Extracts from a graphics dataset
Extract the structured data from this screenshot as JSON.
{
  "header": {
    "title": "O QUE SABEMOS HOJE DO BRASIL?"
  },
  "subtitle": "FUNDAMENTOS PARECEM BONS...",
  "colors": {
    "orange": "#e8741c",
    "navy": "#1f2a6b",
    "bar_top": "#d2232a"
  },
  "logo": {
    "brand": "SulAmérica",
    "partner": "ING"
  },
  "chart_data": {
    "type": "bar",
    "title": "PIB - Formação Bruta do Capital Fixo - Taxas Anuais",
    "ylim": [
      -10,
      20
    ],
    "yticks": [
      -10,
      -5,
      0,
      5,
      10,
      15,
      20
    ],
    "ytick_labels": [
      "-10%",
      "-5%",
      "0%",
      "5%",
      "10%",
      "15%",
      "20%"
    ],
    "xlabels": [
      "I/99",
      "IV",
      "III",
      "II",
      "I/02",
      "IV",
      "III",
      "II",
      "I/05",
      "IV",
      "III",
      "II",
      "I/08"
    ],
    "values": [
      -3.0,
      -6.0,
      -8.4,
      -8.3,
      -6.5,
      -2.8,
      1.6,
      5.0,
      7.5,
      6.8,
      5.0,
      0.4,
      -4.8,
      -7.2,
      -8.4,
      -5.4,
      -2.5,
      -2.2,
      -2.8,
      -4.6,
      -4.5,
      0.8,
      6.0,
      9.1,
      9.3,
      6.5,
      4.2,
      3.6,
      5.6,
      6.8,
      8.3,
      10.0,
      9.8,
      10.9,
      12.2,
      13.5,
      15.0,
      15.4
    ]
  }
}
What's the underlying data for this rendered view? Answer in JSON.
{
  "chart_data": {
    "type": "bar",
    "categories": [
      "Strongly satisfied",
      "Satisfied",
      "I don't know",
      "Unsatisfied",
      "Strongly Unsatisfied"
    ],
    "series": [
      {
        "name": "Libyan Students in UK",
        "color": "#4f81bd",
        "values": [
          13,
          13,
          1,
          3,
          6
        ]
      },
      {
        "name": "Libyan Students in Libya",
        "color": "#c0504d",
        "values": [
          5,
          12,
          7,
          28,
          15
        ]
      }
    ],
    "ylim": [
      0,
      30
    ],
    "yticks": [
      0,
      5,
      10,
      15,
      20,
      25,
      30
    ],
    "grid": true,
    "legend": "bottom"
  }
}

...

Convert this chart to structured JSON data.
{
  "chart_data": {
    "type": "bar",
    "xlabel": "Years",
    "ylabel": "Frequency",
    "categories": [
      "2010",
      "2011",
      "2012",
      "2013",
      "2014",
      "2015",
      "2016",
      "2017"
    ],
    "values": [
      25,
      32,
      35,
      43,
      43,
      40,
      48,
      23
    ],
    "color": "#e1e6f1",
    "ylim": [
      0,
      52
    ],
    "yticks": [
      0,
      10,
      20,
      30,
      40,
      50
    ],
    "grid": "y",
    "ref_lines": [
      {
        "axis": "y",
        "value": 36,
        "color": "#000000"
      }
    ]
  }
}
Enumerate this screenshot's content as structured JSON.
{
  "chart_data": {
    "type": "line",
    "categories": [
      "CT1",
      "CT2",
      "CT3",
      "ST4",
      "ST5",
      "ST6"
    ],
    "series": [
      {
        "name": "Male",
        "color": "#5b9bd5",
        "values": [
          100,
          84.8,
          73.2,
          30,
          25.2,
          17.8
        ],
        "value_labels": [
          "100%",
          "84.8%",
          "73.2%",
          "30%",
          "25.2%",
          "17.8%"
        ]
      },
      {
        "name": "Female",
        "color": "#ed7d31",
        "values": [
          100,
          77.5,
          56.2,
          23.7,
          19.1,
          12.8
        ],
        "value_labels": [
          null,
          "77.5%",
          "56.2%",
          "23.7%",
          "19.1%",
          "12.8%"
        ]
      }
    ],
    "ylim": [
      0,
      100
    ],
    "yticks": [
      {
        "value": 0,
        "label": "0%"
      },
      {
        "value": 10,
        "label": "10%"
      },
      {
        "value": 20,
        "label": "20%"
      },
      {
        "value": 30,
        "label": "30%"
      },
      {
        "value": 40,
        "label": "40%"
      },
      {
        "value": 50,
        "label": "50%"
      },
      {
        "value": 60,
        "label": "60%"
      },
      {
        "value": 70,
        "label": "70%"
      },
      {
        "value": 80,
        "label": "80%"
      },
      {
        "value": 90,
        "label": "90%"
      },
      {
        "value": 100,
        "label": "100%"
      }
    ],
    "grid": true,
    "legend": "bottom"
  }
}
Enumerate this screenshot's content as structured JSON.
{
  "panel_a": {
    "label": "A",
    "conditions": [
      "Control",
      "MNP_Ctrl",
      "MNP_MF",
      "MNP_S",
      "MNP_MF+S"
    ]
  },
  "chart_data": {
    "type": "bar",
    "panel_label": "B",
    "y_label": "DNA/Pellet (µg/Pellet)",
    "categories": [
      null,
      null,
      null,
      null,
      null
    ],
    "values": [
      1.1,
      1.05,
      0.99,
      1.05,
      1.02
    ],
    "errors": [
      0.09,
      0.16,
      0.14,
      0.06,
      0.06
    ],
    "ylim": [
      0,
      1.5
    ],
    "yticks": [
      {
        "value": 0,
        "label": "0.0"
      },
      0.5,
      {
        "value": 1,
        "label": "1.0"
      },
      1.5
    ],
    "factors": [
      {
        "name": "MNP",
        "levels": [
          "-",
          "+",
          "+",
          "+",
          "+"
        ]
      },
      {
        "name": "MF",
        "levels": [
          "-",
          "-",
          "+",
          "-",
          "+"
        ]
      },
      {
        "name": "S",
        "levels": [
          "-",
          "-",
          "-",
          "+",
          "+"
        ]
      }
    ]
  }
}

...

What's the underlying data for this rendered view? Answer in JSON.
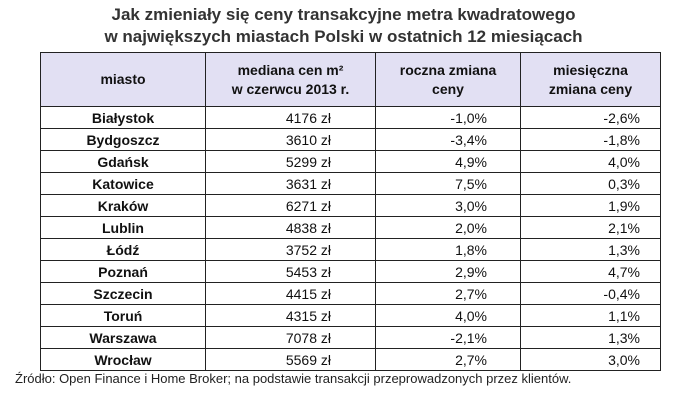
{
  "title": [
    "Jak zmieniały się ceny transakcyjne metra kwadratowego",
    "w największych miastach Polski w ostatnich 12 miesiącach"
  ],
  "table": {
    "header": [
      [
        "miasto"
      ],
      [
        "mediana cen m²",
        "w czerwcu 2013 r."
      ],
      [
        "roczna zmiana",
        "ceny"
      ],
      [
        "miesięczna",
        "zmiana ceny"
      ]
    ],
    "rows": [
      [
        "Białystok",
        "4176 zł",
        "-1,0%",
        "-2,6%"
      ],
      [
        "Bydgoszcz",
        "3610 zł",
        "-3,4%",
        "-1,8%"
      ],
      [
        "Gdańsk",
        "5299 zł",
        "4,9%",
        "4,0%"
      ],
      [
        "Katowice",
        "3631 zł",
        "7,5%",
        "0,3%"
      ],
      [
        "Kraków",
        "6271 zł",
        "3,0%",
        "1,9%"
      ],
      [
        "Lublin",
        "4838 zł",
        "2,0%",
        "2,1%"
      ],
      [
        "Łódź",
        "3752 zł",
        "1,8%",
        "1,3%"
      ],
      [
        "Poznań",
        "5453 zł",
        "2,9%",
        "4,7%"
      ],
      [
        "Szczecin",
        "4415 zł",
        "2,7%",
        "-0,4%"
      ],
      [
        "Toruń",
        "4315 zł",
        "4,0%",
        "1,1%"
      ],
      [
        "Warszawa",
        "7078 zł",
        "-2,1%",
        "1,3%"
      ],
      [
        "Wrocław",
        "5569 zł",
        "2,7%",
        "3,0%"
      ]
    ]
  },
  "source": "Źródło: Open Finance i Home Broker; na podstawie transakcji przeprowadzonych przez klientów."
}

▶ [PROBLEM TO SOLVE]: Check every line of the data above for the string "Strongly", and copy those that have it.

▶ [FULL OUTPUT]:
      "Strongly satisfied",
      "Strongly Unsatisfied"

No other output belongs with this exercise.